(Figure record extracts)
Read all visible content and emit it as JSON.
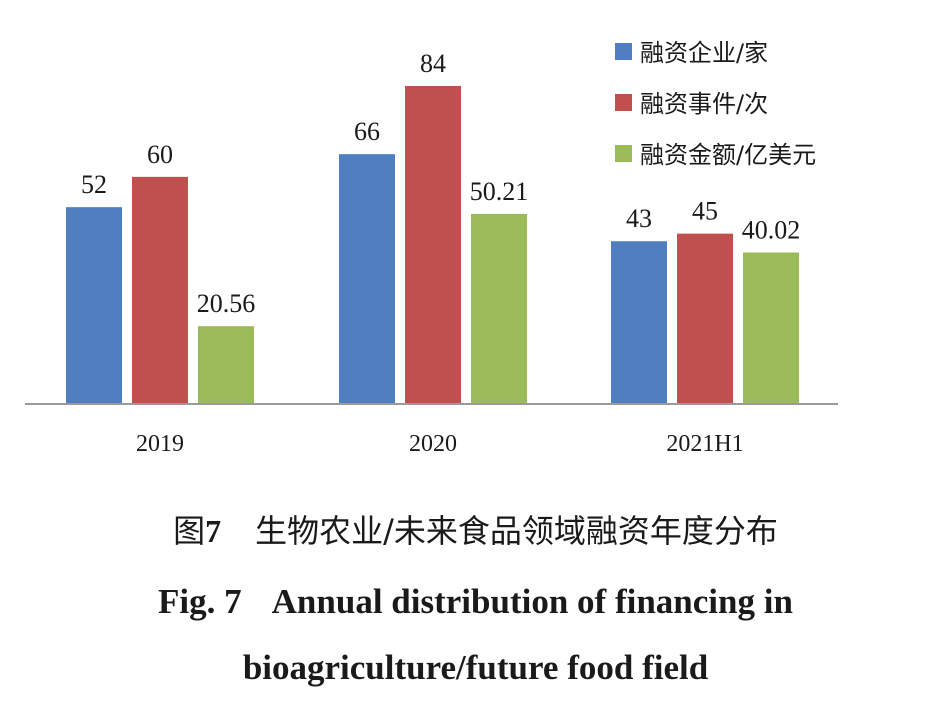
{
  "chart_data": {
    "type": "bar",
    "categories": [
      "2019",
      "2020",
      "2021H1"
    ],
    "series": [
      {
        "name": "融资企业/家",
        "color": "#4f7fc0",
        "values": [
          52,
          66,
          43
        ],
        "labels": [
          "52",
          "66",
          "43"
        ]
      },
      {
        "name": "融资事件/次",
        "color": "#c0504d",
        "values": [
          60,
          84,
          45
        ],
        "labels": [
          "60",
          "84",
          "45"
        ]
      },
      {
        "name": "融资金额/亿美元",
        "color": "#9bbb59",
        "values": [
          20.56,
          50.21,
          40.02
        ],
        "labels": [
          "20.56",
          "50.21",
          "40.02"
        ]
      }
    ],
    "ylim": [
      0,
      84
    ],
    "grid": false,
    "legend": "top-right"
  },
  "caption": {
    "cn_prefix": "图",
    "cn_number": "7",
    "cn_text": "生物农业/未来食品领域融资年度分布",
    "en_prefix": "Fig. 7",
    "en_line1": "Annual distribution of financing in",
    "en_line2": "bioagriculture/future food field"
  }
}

__GOAL OF THE EXERCISE__
Output all of the data exactly as it stands, minus any images.

__ANSWER TO THE TASK__
Read all visible content and emit it as JSON.
{
  "chart_data": {
    "type": "bar",
    "categories": [
      "2019",
      "2020",
      "2021H1"
    ],
    "series": [
      {
        "name": "融资企业/家",
        "color": "#4f7fc0",
        "values": [
          52,
          66,
          43
        ],
        "labels": [
          "52",
          "66",
          "43"
        ]
      },
      {
        "name": "融资事件/次",
        "color": "#c0504d",
        "values": [
          60,
          84,
          45
        ],
        "labels": [
          "60",
          "84",
          "45"
        ]
      },
      {
        "name": "融资金额/亿美元",
        "color": "#9bbb59",
        "values": [
          20.56,
          50.21,
          40.02
        ],
        "labels": [
          "20.56",
          "50.21",
          "40.02"
        ]
      }
    ],
    "ylim": [
      0,
      84
    ],
    "grid": false,
    "legend": "top-right"
  },
  "caption": {
    "cn_prefix": "图",
    "cn_number": "7",
    "cn_text": "生物农业/未来食品领域融资年度分布",
    "en_prefix": "Fig. 7",
    "en_line1": "Annual distribution of financing in",
    "en_line2": "bioagriculture/future food field"
  }
}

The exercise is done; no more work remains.